## [Short exercise]
Return every line below as is, leaving out the pictures.

◆ ◆ ◆

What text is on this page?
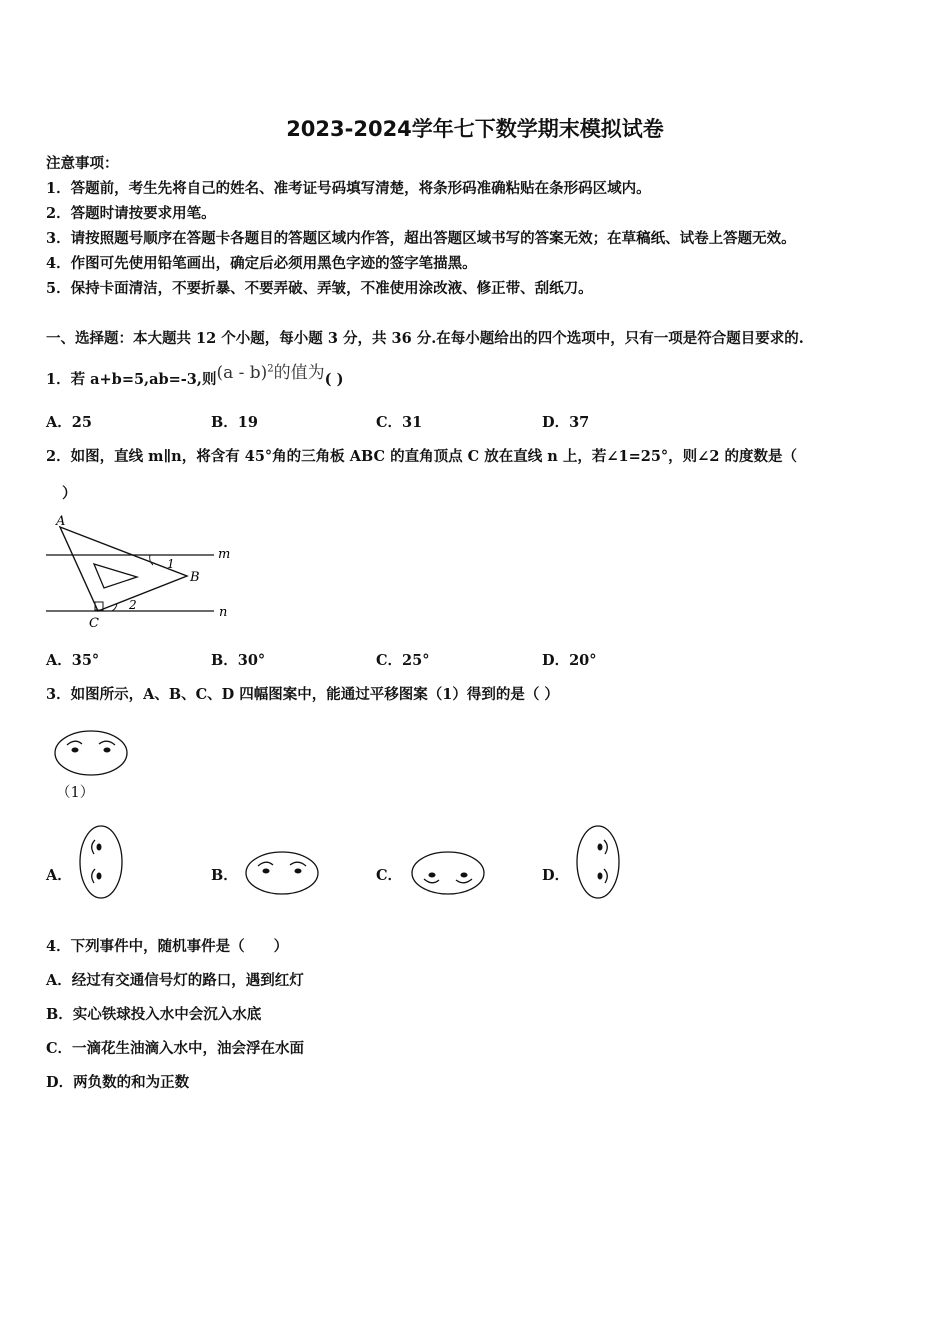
2023-2024学年七下数学期末模拟试卷
注意事项：
1．答题前，考生先将自己的姓名、准考证号码填写清楚，将条形码准确粘贴在条形码区域内。
2．答题时请按要求用笔。
3．请按照题号顺序在答题卡各题目的答题区域内作答，超出答题区域书写的答案无效；在草稿纸、试卷上答题无效。
4．作图可先使用铅笔画出，确定后必须用黑色字迹的签字笔描黑。
5．保持卡面清洁，不要折暴、不要弄破、弄皱，不准使用涂改液、修正带、刮纸刀。
一、选择题：本大题共 12 个小题，每小题 3 分，共 36 分.在每小题给出的四个选项中，只有一项是符合题目要求的.
1．若 a+b=5,ab=-3,则(a - b)$^2$的值为( )
A．25	B．19	C．31	D．37
2．如图，直线 m∥n，将含有 45°角的三角板 ABC 的直角顶点 C 放在直线 n 上，若∠1=25°，则∠2 的度数是（
）
A
B
C
m
n
1
2
A．35°	B．30°	C．25°	D．20°
3．如图所示，A、B、C、D 四幅图案中，能通过平移图案（1）得到的是（ ）
（1）
A．	B．	C．	D．
4．下列事件中，随机事件是（　　）
A．经过有交通信号灯的路口，遇到红灯
B．实心铁球投入水中会沉入水底
C．一滴花生油滴入水中，油会浮在水面
D．两负数的和为正数
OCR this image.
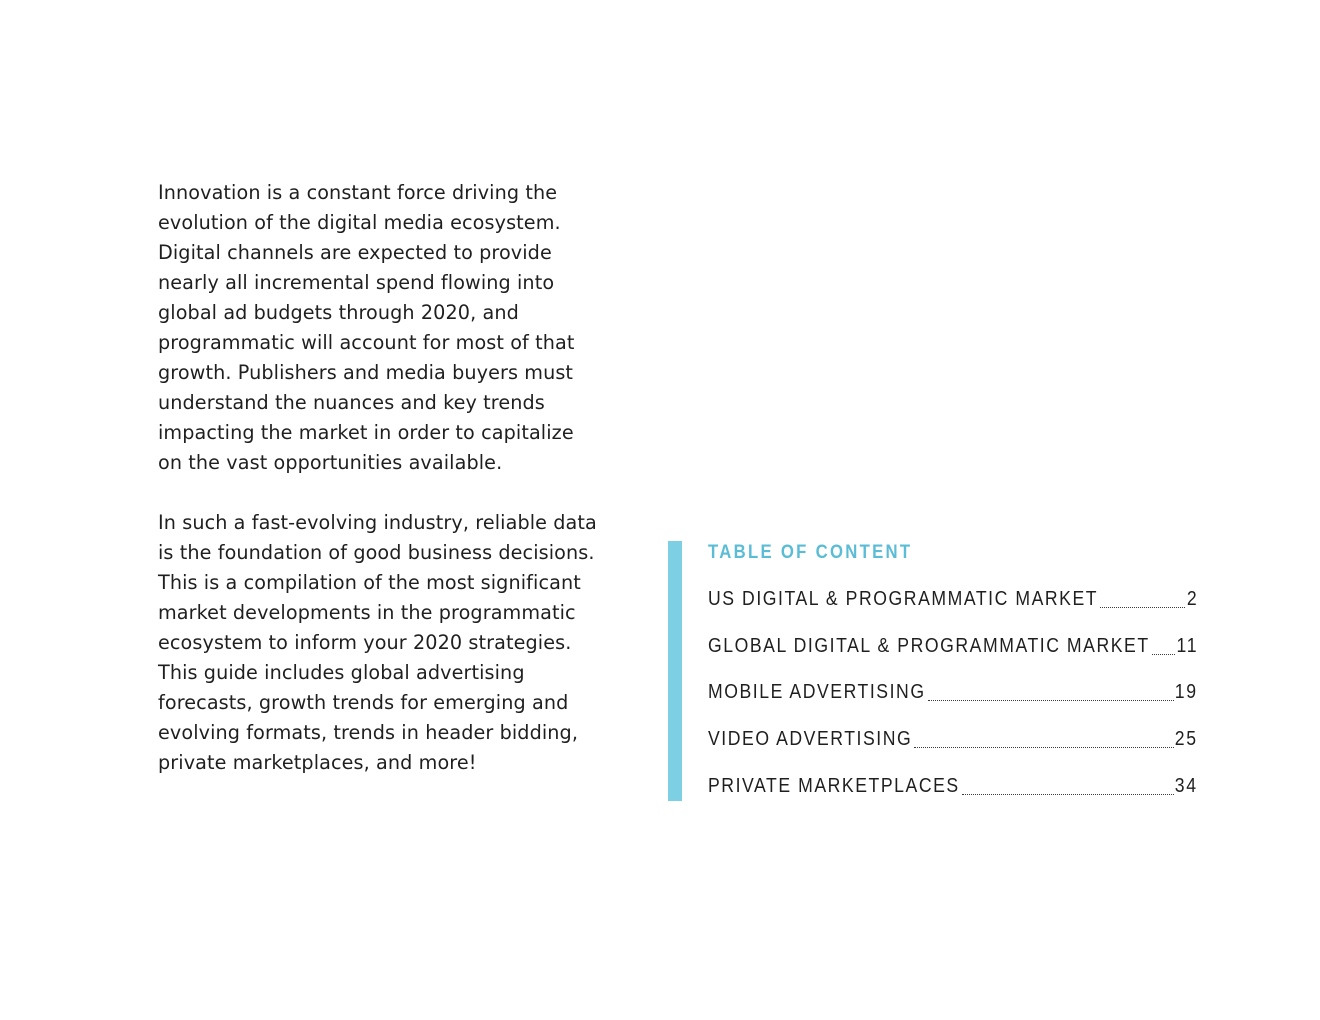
Innovation is a constant force driving the evolution of the digital media ecosystem. Digital channels are expected to provide nearly all incremental spend flowing into global ad budgets through 2020, and programmatic will account for most of that growth. Publishers and media buyers must understand the nuances and key trends impacting the market in order to capitalize on the vast opportunities available.

In such a fast-evolving industry, reliable data is the foundation of good business decisions. This is a compilation of the most significant market developments in the programmatic ecosystem to inform your 2020 strategies. This guide includes global advertising forecasts, growth trends for emerging and evolving formats, trends in header bidding, private marketplaces, and more!

TABLE OF CONTENT
US DIGITAL & PROGRAMMATIC MARKET	2
GLOBAL DIGITAL & PROGRAMMATIC MARKET 11
MOBILE ADVERTISING	19
VIDEO ADVERTISING	25
PRIVATE MARKETPLACES	34
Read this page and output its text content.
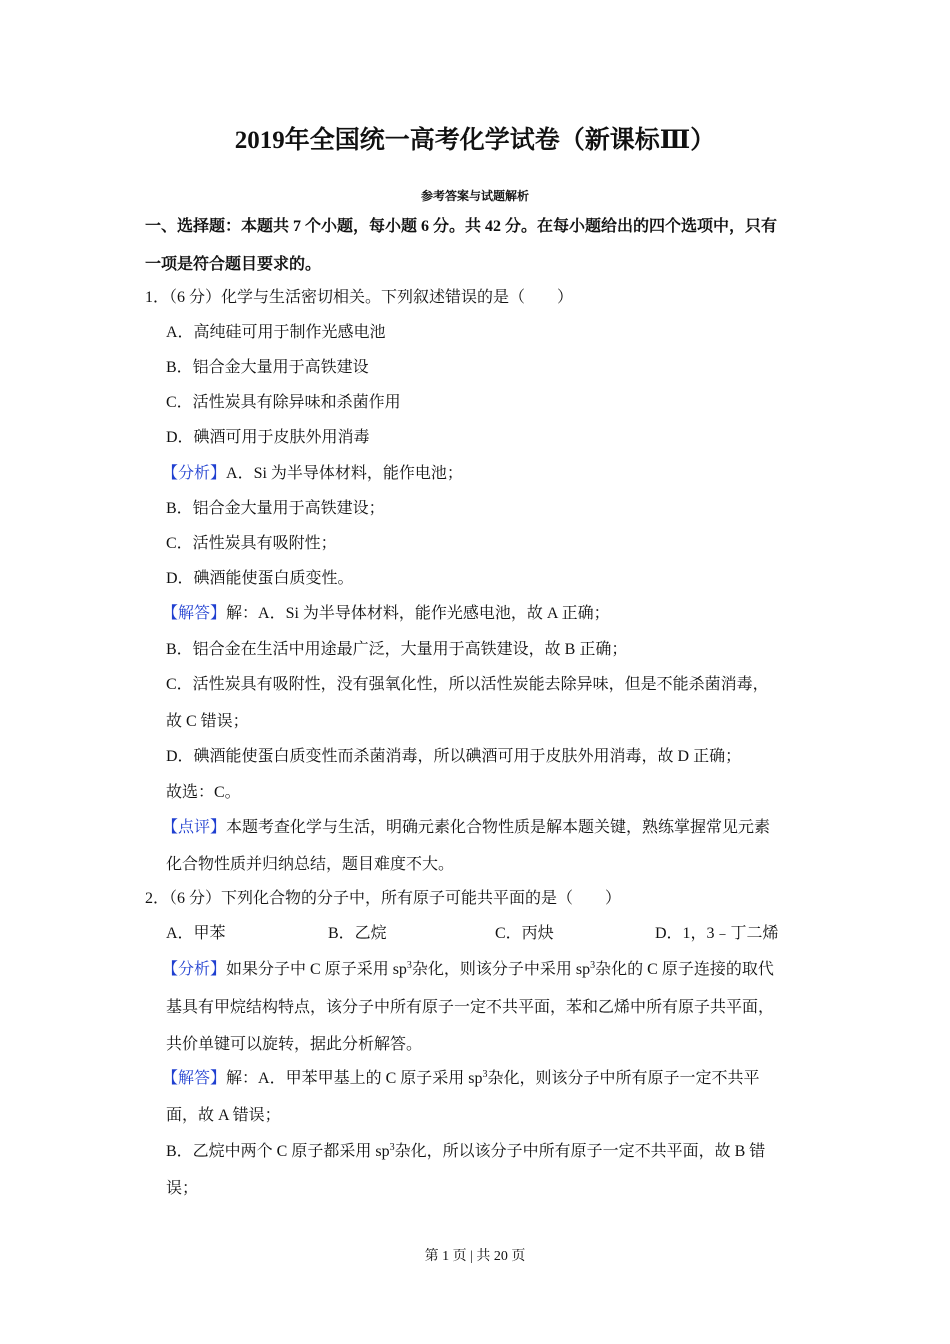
2019年全国统一高考化学试卷（新课标Ⅲ）
参考答案与试题解析
一、选择题：本题共 7 个小题，每小题 6 分。共 42 分。在每小题给出的四个选项中，只有
一项是符合题目要求的。
1．（6 分）化学与生活密切相关。下列叙述错误的是（　　）
A．高纯硅可用于制作光感电池
B．铝合金大量用于高铁建设
C．活性炭具有除异味和杀菌作用
D．碘酒可用于皮肤外用消毒
【分析】A．Si 为半导体材料，能作电池；
B．铝合金大量用于高铁建设；
C．活性炭具有吸附性；
D．碘酒能使蛋白质变性。
【解答】解：A．Si 为半导体材料，能作光感电池，故 A 正确；
B．铝合金在生活中用途最广泛，大量用于高铁建设，故 B 正确；
C．活性炭具有吸附性，没有强氧化性，所以活性炭能去除异味，但是不能杀菌消毒，
故 C 错误；
D．碘酒能使蛋白质变性而杀菌消毒，所以碘酒可用于皮肤外用消毒，故 D 正确；
故选：C。
【点评】本题考查化学与生活，明确元素化合物性质是解本题关键，熟练掌握常见元素
化合物性质并归纳总结，题目难度不大。
2．（6 分）下列化合物的分子中，所有原子可能共平面的是（　　）
A．甲苯	B．乙烷	C．丙炔	D．1，3﹣丁二烯
【分析】如果分子中 C 原子采用 $sp^3$杂化，则该分子中采用 $sp^3$杂化的 C 原子连接的取代
基具有甲烷结构特点，该分子中所有原子一定不共平面，苯和乙烯中所有原子共平面，
共价单键可以旋转，据此分析解答。
【解答】解：A．甲苯甲基上的 C 原子采用 $sp^3$杂化，则该分子中所有原子一定不共平
面，故 A 错误；
B．乙烷中两个 C 原子都采用 $sp^3$杂化，所以该分子中所有原子一定不共平面，故 B 错
误；
第 1 页 | 共 20 页
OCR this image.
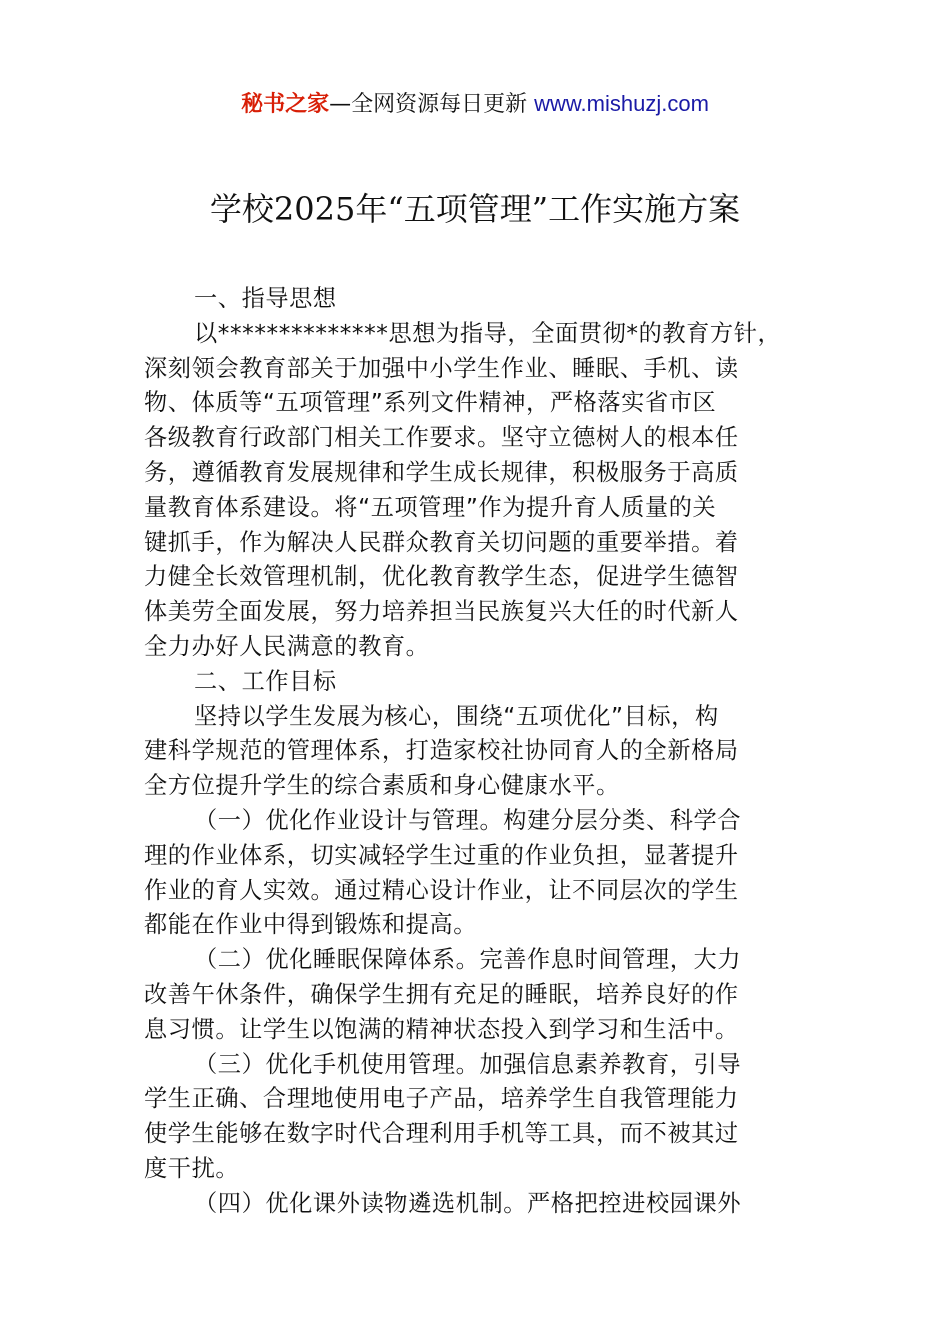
秘书之家—全网资源每日更新 www.mishuzj.com
学校2025年“五项管理”工作实施方案
一、指导思想
以**************思想为指导，全面贯彻*的教育方针，
深刻领会教育部关于加强中小学生作业、睡眠、手机、读
物、体质等“五项管理”系列文件精神，严格落实省市区
各级教育行政部门相关工作要求。坚守立德树人的根本任
务，遵循教育发展规律和学生成长规律，积极服务于高质
量教育体系建设。将“五项管理”作为提升育人质量的关
键抓手，作为解决人民群众教育关切问题的重要举措。着
力健全长效管理机制，优化教育教学生态，促进学生德智
体美劳全面发展，努力培养担当民族复兴大任的时代新人
全力办好人民满意的教育。
二、工作目标
坚持以学生发展为核心，围绕“五项优化”目标，构
建科学规范的管理体系，打造家校社协同育人的全新格局
全方位提升学生的综合素质和身心健康水平。
（一）优化作业设计与管理。构建分层分类、科学合
理的作业体系，切实减轻学生过重的作业负担，显著提升
作业的育人实效。通过精心设计作业，让不同层次的学生
都能在作业中得到锻炼和提高。
（二）优化睡眠保障体系。完善作息时间管理，大力
改善午休条件，确保学生拥有充足的睡眠，培养良好的作
息习惯。让学生以饱满的精神状态投入到学习和生活中。
（三）优化手机使用管理。加强信息素养教育，引导
学生正确、合理地使用电子产品，培养学生自我管理能力
使学生能够在数字时代合理利用手机等工具，而不被其过
度干扰。
（四）优化课外读物遴选机制。严格把控进校园课外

◆ ◆ ◆

## [Full output]
What text is on this page?
2023-2024学年七下数学期末模拟试卷
注意事项：
1．答题前，考生先将自己的姓名、准考证号码填写清楚，将条形码准确粘贴在条形码区域内。
2．答题时请按要求用笔。
3．请按照题号顺序在答题卡各题目的答题区域内作答，超出答题区域书写的答案无效；在草稿纸、试卷上答题无效。
4．作图可先使用铅笔画出，确定后必须用黑色字迹的签字笔描黑。
5．保持卡面清洁，不要折暴、不要弄破、弄皱，不准使用涂改液、修正带、刮纸刀。
一、选择题：本大题共 12 个小题，每小题 3 分，共 36 分.在每小题给出的四个选项中，只有一项是符合题目要求的.
1．若 a+b=5,ab=-3,则(a - b)$^2$的值为( )
A．25	B．19	C．31	D．37
2．如图，直线 m∥n，将含有 45°角的三角板 ABC 的直角顶点 C 放在直线 n 上，若∠1=25°，则∠2 的度数是（
）
A
B
C
m
n
1
2
A．35°	B．30°	C．25°	D．20°
3．如图所示，A、B、C、D 四幅图案中，能通过平移图案（1）得到的是（ ）
（1）
A．	B．	C．	D．
4．下列事件中，随机事件是（　　）
A．经过有交通信号灯的路口，遇到红灯
B．实心铁球投入水中会沉入水底
C．一滴花生油滴入水中，油会浮在水面
D．两负数的和为正数
OCR this image.
Innovation is a constant force driving the evolution of the digital media ecosystem. Digital channels are expected to provide nearly all incremental spend flowing into global ad budgets through 2020, and programmatic will account for most of that growth. Publishers and media buyers must understand the nuances and key trends impacting the market in order to capitalize on the vast opportunities available.

In such a fast-evolving industry, reliable data is the foundation of good business decisions. This is a compilation of the most significant market developments in the programmatic ecosystem to inform your 2020 strategies. This guide includes global advertising forecasts, growth trends for emerging and evolving formats, trends in header bidding, private marketplaces, and more!

TABLE OF CONTENT
US DIGITAL & PROGRAMMATIC MARKET	2
GLOBAL DIGITAL & PROGRAMMATIC MARKET 11
MOBILE ADVERTISING	19
VIDEO ADVERTISING	25
PRIVATE MARKETPLACES	34
Read this page and output its text content.
2019年全国统一高考化学试卷（新课标Ⅲ）
参考答案与试题解析
一、选择题：本题共 7 个小题，每小题 6 分。共 42 分。在每小题给出的四个选项中，只有
一项是符合题目要求的。
1．（6 分）化学与生活密切相关。下列叙述错误的是（　　）
A．高纯硅可用于制作光感电池
B．铝合金大量用于高铁建设
C．活性炭具有除异味和杀菌作用
D．碘酒可用于皮肤外用消毒
【分析】A．Si 为半导体材料，能作电池；
B．铝合金大量用于高铁建设；
C．活性炭具有吸附性；
D．碘酒能使蛋白质变性。
【解答】解：A．Si 为半导体材料，能作光感电池，故 A 正确；
B．铝合金在生活中用途最广泛，大量用于高铁建设，故 B 正确；
C．活性炭具有吸附性，没有强氧化性，所以活性炭能去除异味，但是不能杀菌消毒，
故 C 错误；
D．碘酒能使蛋白质变性而杀菌消毒，所以碘酒可用于皮肤外用消毒，故 D 正确；
故选：C。
【点评】本题考查化学与生活，明确元素化合物性质是解本题关键，熟练掌握常见元素
化合物性质并归纳总结，题目难度不大。
2．（6 分）下列化合物的分子中，所有原子可能共平面的是（　　）
A．甲苯	B．乙烷	C．丙炔	D．1，3﹣丁二烯
【分析】如果分子中 C 原子采用 $sp^3$杂化，则该分子中采用 $sp^3$杂化的 C 原子连接的取代
基具有甲烷结构特点，该分子中所有原子一定不共平面，苯和乙烯中所有原子共平面，
共价单键可以旋转，据此分析解答。
【解答】解：A．甲苯甲基上的 C 原子采用 $sp^3$杂化，则该分子中所有原子一定不共平
面，故 A 错误；
B．乙烷中两个 C 原子都采用 $sp^3$杂化，所以该分子中所有原子一定不共平面，故 B 错
误；
第 1 页 | 共 20 页
OCR this image.
秘书之家—全网资源每日更新 www.mishuzj.com
学校2025年“五项管理”工作实施方案
一、指导思想
以**************思想为指导，全面贯彻*的教育方针，
深刻领会教育部关于加强中小学生作业、睡眠、手机、读
物、体质等“五项管理”系列文件精神，严格落实省市区
各级教育行政部门相关工作要求。坚守立德树人的根本任
务，遵循教育发展规律和学生成长规律，积极服务于高质
量教育体系建设。将“五项管理”作为提升育人质量的关
键抓手，作为解决人民群众教育关切问题的重要举措。着
力健全长效管理机制，优化教育教学生态，促进学生德智
体美劳全面发展，努力培养担当民族复兴大任的时代新人
全力办好人民满意的教育。
二、工作目标
坚持以学生发展为核心，围绕“五项优化”目标，构
建科学规范的管理体系，打造家校社协同育人的全新格局
全方位提升学生的综合素质和身心健康水平。
（一）优化作业设计与管理。构建分层分类、科学合
理的作业体系，切实减轻学生过重的作业负担，显著提升
作业的育人实效。通过精心设计作业，让不同层次的学生
都能在作业中得到锻炼和提高。
（二）优化睡眠保障体系。完善作息时间管理，大力
改善午休条件，确保学生拥有充足的睡眠，培养良好的作
息习惯。让学生以饱满的精神状态投入到学习和生活中。
（三）优化手机使用管理。加强信息素养教育，引导
学生正确、合理地使用电子产品，培养学生自我管理能力
使学生能够在数字时代合理利用手机等工具，而不被其过
度干扰。
（四）优化课外读物遴选机制。严格把控进校园课外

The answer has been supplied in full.